» **Exercise description**:
Pick out all lines with the word "JSON" from the records that follow.

» **Dataset content**:
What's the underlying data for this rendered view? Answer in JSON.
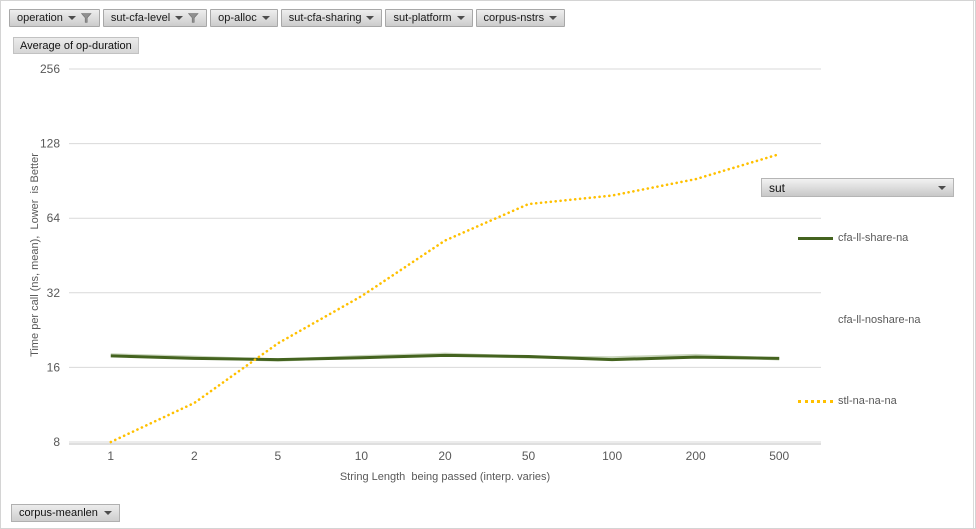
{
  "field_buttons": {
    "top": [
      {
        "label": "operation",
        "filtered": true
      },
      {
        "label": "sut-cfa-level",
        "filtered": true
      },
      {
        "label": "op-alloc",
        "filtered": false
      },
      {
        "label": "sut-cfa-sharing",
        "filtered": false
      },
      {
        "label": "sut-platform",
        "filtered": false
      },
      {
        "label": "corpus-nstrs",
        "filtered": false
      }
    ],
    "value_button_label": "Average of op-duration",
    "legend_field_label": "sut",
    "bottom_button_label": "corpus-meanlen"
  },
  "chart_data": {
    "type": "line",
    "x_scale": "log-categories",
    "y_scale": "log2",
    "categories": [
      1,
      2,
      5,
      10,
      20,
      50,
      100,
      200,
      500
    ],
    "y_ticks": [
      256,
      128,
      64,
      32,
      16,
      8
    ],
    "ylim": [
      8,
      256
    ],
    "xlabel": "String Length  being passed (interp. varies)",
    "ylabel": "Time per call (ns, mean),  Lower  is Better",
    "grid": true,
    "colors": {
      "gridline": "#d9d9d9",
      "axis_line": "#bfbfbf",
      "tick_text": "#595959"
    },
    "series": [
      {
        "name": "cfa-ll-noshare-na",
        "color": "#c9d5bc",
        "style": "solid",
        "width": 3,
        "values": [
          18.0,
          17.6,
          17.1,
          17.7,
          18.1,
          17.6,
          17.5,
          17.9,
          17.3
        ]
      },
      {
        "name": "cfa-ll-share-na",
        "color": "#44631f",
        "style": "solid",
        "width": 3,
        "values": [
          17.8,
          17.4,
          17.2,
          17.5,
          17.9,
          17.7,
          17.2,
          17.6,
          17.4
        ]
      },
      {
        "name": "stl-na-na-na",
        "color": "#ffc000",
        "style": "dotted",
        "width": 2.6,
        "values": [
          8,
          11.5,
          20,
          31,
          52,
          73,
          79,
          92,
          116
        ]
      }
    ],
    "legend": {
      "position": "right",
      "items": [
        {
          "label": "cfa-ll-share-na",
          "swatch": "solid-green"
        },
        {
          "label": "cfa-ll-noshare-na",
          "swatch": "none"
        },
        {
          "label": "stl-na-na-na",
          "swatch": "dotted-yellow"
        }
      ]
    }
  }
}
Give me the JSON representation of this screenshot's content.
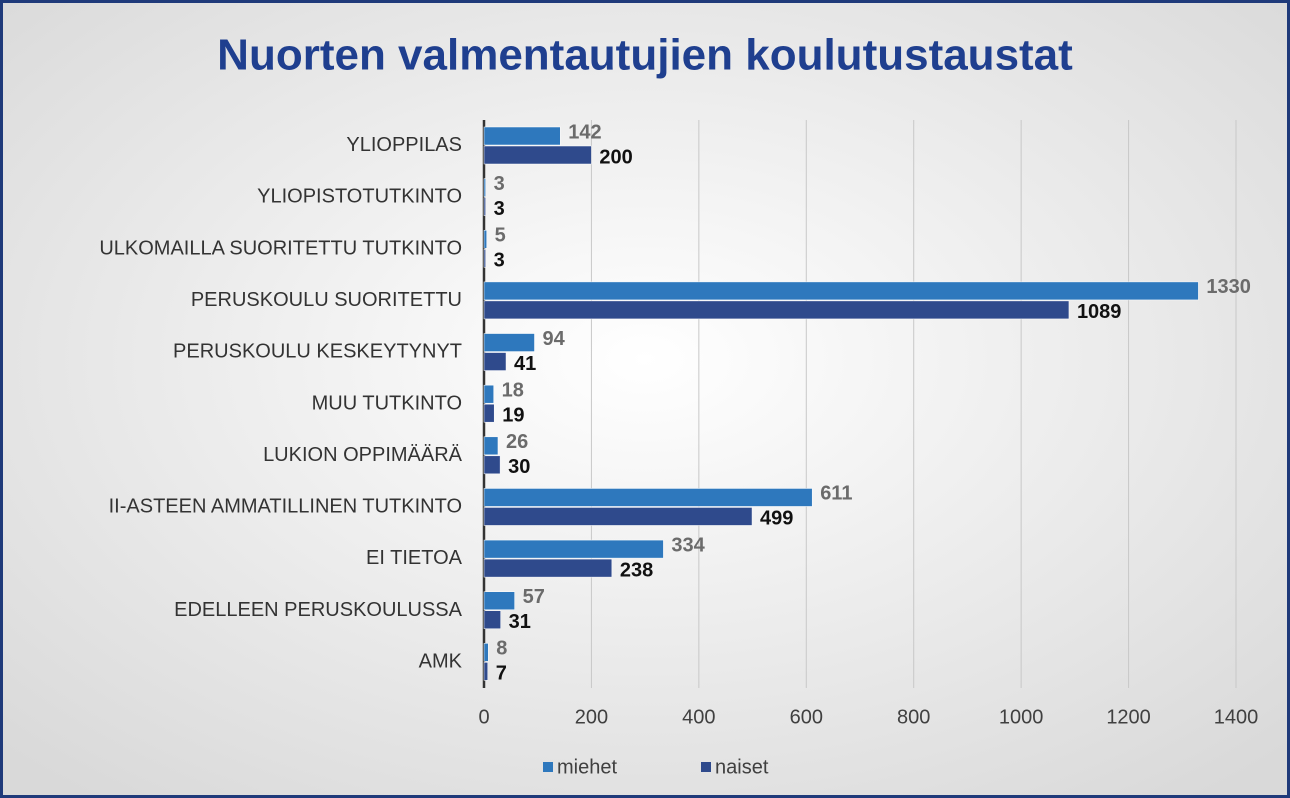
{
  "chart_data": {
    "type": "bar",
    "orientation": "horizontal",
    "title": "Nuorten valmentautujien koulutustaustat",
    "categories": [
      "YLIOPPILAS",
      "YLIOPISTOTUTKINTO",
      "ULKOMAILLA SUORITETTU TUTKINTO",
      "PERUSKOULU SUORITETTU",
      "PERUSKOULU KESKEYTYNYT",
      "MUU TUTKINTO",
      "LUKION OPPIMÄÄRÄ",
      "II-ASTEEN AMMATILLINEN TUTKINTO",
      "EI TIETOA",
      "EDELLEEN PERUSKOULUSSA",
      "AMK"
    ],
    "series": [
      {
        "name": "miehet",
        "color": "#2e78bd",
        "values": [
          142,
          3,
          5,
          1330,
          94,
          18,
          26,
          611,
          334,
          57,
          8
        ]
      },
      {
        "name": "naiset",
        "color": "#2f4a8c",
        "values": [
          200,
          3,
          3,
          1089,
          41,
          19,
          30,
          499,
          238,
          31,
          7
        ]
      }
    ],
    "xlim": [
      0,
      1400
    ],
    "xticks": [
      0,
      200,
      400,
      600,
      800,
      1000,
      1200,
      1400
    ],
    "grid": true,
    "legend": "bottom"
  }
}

» **Result for this task**:
What's the underlying data for this rendered view? Answer in JSON.
Give me the JSON representation of this screenshot's content.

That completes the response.